Stated problem: Please restate the following records word for word.

Records shown:
━━━━━━━━━━━━━━━━━━━━━━━━━━━━━━
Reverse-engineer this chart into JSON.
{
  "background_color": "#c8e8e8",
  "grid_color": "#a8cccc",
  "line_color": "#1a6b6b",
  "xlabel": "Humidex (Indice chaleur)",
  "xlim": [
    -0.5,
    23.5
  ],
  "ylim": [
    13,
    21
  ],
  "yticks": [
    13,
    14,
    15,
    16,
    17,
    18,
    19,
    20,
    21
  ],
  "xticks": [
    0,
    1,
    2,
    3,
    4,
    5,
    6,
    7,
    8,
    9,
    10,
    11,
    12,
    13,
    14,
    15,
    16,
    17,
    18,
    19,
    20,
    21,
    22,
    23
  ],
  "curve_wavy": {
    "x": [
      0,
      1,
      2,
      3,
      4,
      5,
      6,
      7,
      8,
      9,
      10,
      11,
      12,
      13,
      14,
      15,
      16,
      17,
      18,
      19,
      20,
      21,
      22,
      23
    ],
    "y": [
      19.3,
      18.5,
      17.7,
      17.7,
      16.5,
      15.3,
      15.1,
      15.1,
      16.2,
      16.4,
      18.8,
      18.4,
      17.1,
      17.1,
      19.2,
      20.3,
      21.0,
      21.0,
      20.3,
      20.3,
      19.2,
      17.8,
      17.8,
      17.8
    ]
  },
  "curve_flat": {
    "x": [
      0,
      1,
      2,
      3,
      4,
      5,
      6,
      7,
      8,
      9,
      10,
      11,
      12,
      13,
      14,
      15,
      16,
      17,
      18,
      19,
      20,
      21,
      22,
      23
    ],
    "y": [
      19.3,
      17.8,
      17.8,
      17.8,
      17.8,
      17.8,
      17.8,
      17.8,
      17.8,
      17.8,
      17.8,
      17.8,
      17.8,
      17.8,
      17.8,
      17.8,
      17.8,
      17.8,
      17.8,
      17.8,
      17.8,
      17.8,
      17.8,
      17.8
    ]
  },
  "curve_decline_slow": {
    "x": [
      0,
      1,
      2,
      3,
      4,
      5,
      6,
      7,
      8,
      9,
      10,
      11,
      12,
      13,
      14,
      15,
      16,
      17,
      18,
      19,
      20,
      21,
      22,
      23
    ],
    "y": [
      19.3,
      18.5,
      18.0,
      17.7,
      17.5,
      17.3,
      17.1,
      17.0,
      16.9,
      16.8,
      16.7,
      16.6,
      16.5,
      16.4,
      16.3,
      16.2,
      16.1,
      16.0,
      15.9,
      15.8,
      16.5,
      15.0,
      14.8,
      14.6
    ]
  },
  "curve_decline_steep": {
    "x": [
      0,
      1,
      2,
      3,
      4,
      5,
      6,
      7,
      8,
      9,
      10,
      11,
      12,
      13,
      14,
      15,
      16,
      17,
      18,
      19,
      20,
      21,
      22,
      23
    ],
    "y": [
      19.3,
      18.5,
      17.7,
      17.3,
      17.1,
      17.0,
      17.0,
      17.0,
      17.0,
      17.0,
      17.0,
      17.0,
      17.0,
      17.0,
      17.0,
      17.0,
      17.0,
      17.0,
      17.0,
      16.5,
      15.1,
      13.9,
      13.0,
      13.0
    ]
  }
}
━━━━━━━━━━━━━━━━━━━━━━━━━━━━━━
Complete response:
Reverse-engineer this chart into JSON.
{
  "background_color": "#c8e8e8",
  "grid_color": "#a8cccc",
  "line_color": "#1a6b6b",
  "xlabel": "Humidex (Indice chaleur)",
  "xlim": [
    -0.5,
    23.5
  ],
  "ylim": [
    13,
    21
  ],
  "yticks": [
    13,
    14,
    15,
    16,
    17,
    18,
    19,
    20,
    21
  ],
  "xticks": [
    0,
    1,
    2,
    3,
    4,
    5,
    6,
    7,
    8,
    9,
    10,
    11,
    12,
    13,
    14,
    15,
    16,
    17,
    18,
    19,
    20,
    21,
    22,
    23
  ],
  "curve_wavy": {
    "x": [
      0,
      1,
      2,
      3,
      4,
      5,
      6,
      7,
      8,
      9,
      10,
      11,
      12,
      13,
      14,
      15,
      16,
      17,
      18,
      19,
      20,
      21,
      22,
      23
    ],
    "y": [
      19.3,
      18.5,
      17.7,
      17.7,
      16.5,
      15.3,
      15.1,
      15.1,
      16.2,
      16.4,
      18.8,
      18.4,
      17.1,
      17.1,
      19.2,
      20.3,
      21.0,
      21.0,
      20.3,
      20.3,
      19.2,
      17.8,
      17.8,
      17.8
    ]
  },
  "curve_flat": {
    "x": [
      0,
      1,
      2,
      3,
      4,
      5,
      6,
      7,
      8,
      9,
      10,
      11,
      12,
      13,
      14,
      15,
      16,
      17,
      18,
      19,
      20,
      21,
      22,
      23
    ],
    "y": [
      19.3,
      17.8,
      17.8,
      17.8,
      17.8,
      17.8,
      17.8,
      17.8,
      17.8,
      17.8,
      17.8,
      17.8,
      17.8,
      17.8,
      17.8,
      17.8,
      17.8,
      17.8,
      17.8,
      17.8,
      17.8,
      17.8,
      17.8,
      17.8
    ]
  },
  "curve_decline_slow": {
    "x": [
      0,
      1,
      2,
      3,
      4,
      5,
      6,
      7,
      8,
      9,
      10,
      11,
      12,
      13,
      14,
      15,
      16,
      17,
      18,
      19,
      20,
      21,
      22,
      23
    ],
    "y": [
      19.3,
      18.5,
      18.0,
      17.7,
      17.5,
      17.3,
      17.1,
      17.0,
      16.9,
      16.8,
      16.7,
      16.6,
      16.5,
      16.4,
      16.3,
      16.2,
      16.1,
      16.0,
      15.9,
      15.8,
      16.5,
      15.0,
      14.8,
      14.6
    ]
  },
  "curve_decline_steep": {
    "x": [
      0,
      1,
      2,
      3,
      4,
      5,
      6,
      7,
      8,
      9,
      10,
      11,
      12,
      13,
      14,
      15,
      16,
      17,
      18,
      19,
      20,
      21,
      22,
      23
    ],
    "y": [
      19.3,
      18.5,
      17.7,
      17.3,
      17.1,
      17.0,
      17.0,
      17.0,
      17.0,
      17.0,
      17.0,
      17.0,
      17.0,
      17.0,
      17.0,
      17.0,
      17.0,
      17.0,
      17.0,
      16.5,
      15.1,
      13.9,
      13.0,
      13.0
    ]
  }
}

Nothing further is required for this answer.